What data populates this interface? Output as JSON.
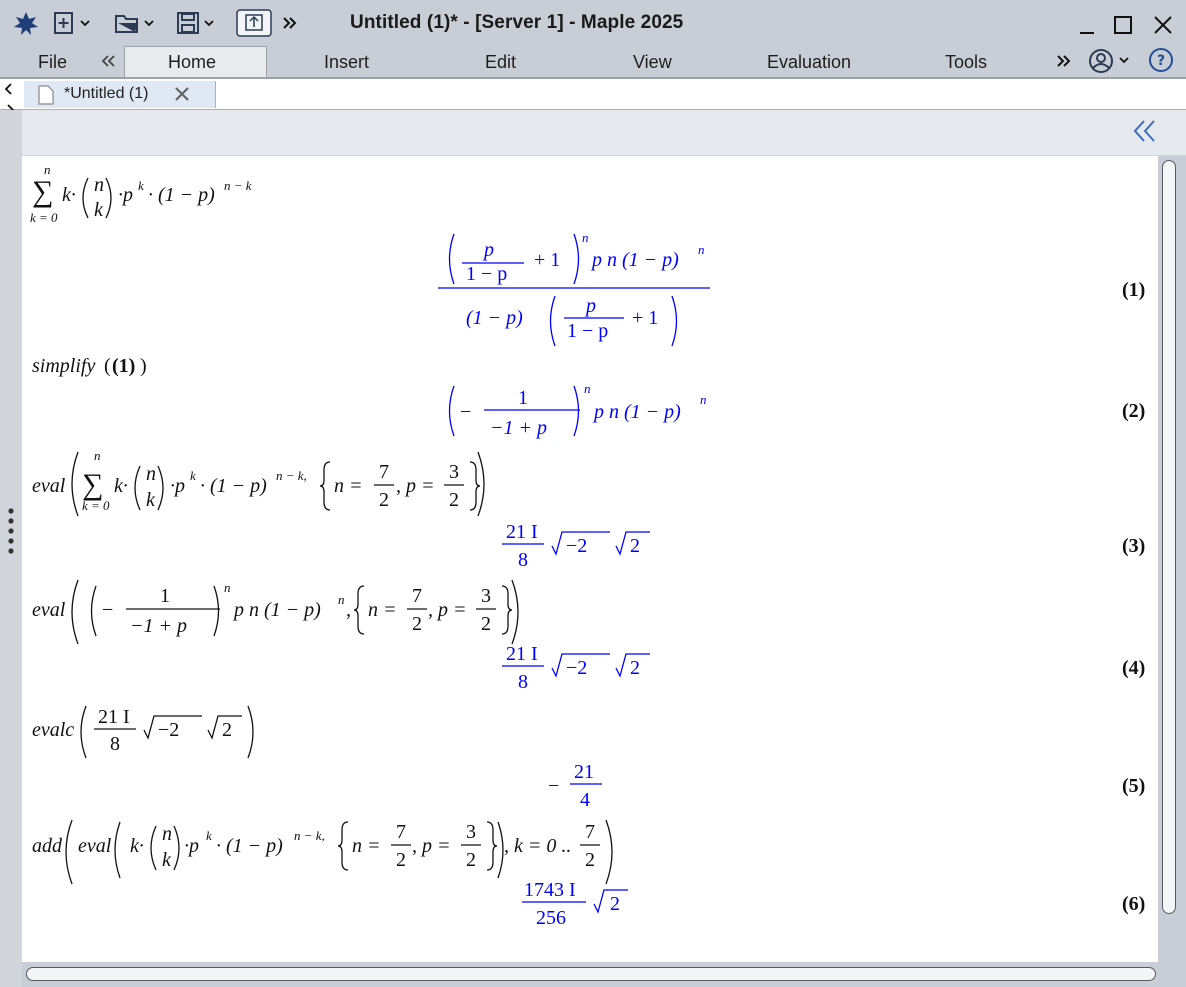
{
  "window": {
    "title": "Untitled (1)* - [Server 1] - Maple 2025"
  },
  "menu": {
    "file": "File",
    "tabs": [
      "Home",
      "Insert",
      "Edit",
      "View",
      "Evaluation",
      "Tools"
    ]
  },
  "document": {
    "tab_label": "*Untitled (1)"
  },
  "worksheet": {
    "input1": {
      "sum_upper": "n",
      "sum_lower": "k = 0",
      "sum_symbol": "∑",
      "expr_a": "k·",
      "binom_top": "n",
      "binom_bottom": "k",
      "expr_b": "·p",
      "pow_k": "k",
      "expr_c": "· (1 − p)",
      "pow_nk": "n − k"
    },
    "output1": {
      "num_frac_top": "p",
      "num_frac_bottom": "1 − p",
      "plus_one": "+ 1",
      "pow_n": "n",
      "tail": "p n (1 − p)",
      "tail_pow": "n",
      "den_head": "(1 − p)",
      "den_frac_top": "p",
      "den_frac_bottom": "1 − p",
      "den_plus": "+ 1",
      "label": "(1)"
    },
    "input2": {
      "fn": "simplify",
      "arg": "(1)"
    },
    "output2": {
      "minus": "−",
      "frac_top": "1",
      "frac_bottom": "−1 + p",
      "pow_n": "n",
      "tail": "p n (1 − p)",
      "tail_pow": "n",
      "label": "(2)"
    },
    "input3": {
      "fn": "eval",
      "sum_upper": "n",
      "sum_lower": "k = 0",
      "expr_a": "k·",
      "binom_top": "n",
      "binom_bottom": "k",
      "expr_b": "·p",
      "pow_k": "k",
      "expr_c": "· (1 − p)",
      "pow_nk": "n − k,",
      "n_eq": "n =",
      "n_top": "7",
      "n_bottom": "2",
      "p_eq": ", p =",
      "p_top": "3",
      "p_bottom": "2"
    },
    "output3": {
      "frac_top": "21 I",
      "frac_bottom": "8",
      "rad1": "−2",
      "rad2": "2",
      "label": "(3)"
    },
    "input4": {
      "fn": "eval",
      "minus": "−",
      "frac_top": "1",
      "frac_bottom": "−1 + p",
      "pow_n": "n",
      "tail": "p n (1 − p)",
      "tail_pow": "n",
      "comma": ",",
      "n_eq": "n =",
      "n_top": "7",
      "n_bottom": "2",
      "p_eq": ", p =",
      "p_top": "3",
      "p_bottom": "2"
    },
    "output4": {
      "frac_top": "21 I",
      "frac_bottom": "8",
      "rad1": "−2",
      "rad2": "2",
      "label": "(4)"
    },
    "input5": {
      "fn": "evalc",
      "frac_top": "21 I",
      "frac_bottom": "8",
      "rad1": "−2",
      "rad2": "2"
    },
    "output5": {
      "minus": "−",
      "frac_top": "21",
      "frac_bottom": "4",
      "label": "(5)"
    },
    "input6": {
      "fn": "add",
      "fn2": "eval",
      "expr_a": "k·",
      "binom_top": "n",
      "binom_bottom": "k",
      "expr_b": "·p",
      "pow_k": "k",
      "expr_c": "· (1 − p)",
      "pow_nk": "n − k,",
      "n_eq": "n =",
      "n_top": "7",
      "n_bottom": "2",
      "p_eq": ", p =",
      "p_top": "3",
      "p_bottom": "2",
      "range": ", k = 0 ..",
      "r_top": "7",
      "r_bottom": "2"
    },
    "output6": {
      "frac_top": "1743 I",
      "frac_bottom": "256",
      "rad": "2",
      "label": "(6)"
    }
  },
  "colors": {
    "output": "#0000ff",
    "input": "#111111",
    "chrome": "#c9ced6"
  }
}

TASK PROMPT →
Copy each line exactly, and leave the pictures out of your copy.

COMPLETE RESPONSE →
What data populates this interface? Output as JSON.
{
  "window": {
    "title": "Untitled (1)* - [Server 1] - Maple 2025"
  },
  "menu": {
    "file": "File",
    "tabs": [
      "Home",
      "Insert",
      "Edit",
      "View",
      "Evaluation",
      "Tools"
    ]
  },
  "document": {
    "tab_label": "*Untitled (1)"
  },
  "worksheet": {
    "input1": {
      "sum_upper": "n",
      "sum_lower": "k = 0",
      "sum_symbol": "∑",
      "expr_a": "k·",
      "binom_top": "n",
      "binom_bottom": "k",
      "expr_b": "·p",
      "pow_k": "k",
      "expr_c": "· (1 − p)",
      "pow_nk": "n − k"
    },
    "output1": {
      "num_frac_top": "p",
      "num_frac_bottom": "1 − p",
      "plus_one": "+ 1",
      "pow_n": "n",
      "tail": "p n (1 − p)",
      "tail_pow": "n",
      "den_head": "(1 − p)",
      "den_frac_top": "p",
      "den_frac_bottom": "1 − p",
      "den_plus": "+ 1",
      "label": "(1)"
    },
    "input2": {
      "fn": "simplify",
      "arg": "(1)"
    },
    "output2": {
      "minus": "−",
      "frac_top": "1",
      "frac_bottom": "−1 + p",
      "pow_n": "n",
      "tail": "p n (1 − p)",
      "tail_pow": "n",
      "label": "(2)"
    },
    "input3": {
      "fn": "eval",
      "sum_upper": "n",
      "sum_lower": "k = 0",
      "expr_a": "k·",
      "binom_top": "n",
      "binom_bottom": "k",
      "expr_b": "·p",
      "pow_k": "k",
      "expr_c": "· (1 − p)",
      "pow_nk": "n − k,",
      "n_eq": "n =",
      "n_top": "7",
      "n_bottom": "2",
      "p_eq": ", p =",
      "p_top": "3",
      "p_bottom": "2"
    },
    "output3": {
      "frac_top": "21 I",
      "frac_bottom": "8",
      "rad1": "−2",
      "rad2": "2",
      "label": "(3)"
    },
    "input4": {
      "fn": "eval",
      "minus": "−",
      "frac_top": "1",
      "frac_bottom": "−1 + p",
      "pow_n": "n",
      "tail": "p n (1 − p)",
      "tail_pow": "n",
      "comma": ",",
      "n_eq": "n =",
      "n_top": "7",
      "n_bottom": "2",
      "p_eq": ", p =",
      "p_top": "3",
      "p_bottom": "2"
    },
    "output4": {
      "frac_top": "21 I",
      "frac_bottom": "8",
      "rad1": "−2",
      "rad2": "2",
      "label": "(4)"
    },
    "input5": {
      "fn": "evalc",
      "frac_top": "21 I",
      "frac_bottom": "8",
      "rad1": "−2",
      "rad2": "2"
    },
    "output5": {
      "minus": "−",
      "frac_top": "21",
      "frac_bottom": "4",
      "label": "(5)"
    },
    "input6": {
      "fn": "add",
      "fn2": "eval",
      "expr_a": "k·",
      "binom_top": "n",
      "binom_bottom": "k",
      "expr_b": "·p",
      "pow_k": "k",
      "expr_c": "· (1 − p)",
      "pow_nk": "n − k,",
      "n_eq": "n =",
      "n_top": "7",
      "n_bottom": "2",
      "p_eq": ", p =",
      "p_top": "3",
      "p_bottom": "2",
      "range": ", k = 0 ..",
      "r_top": "7",
      "r_bottom": "2"
    },
    "output6": {
      "frac_top": "1743 I",
      "frac_bottom": "256",
      "rad": "2",
      "label": "(6)"
    }
  },
  "colors": {
    "output": "#0000ff",
    "input": "#111111",
    "chrome": "#c9ced6"
  }
}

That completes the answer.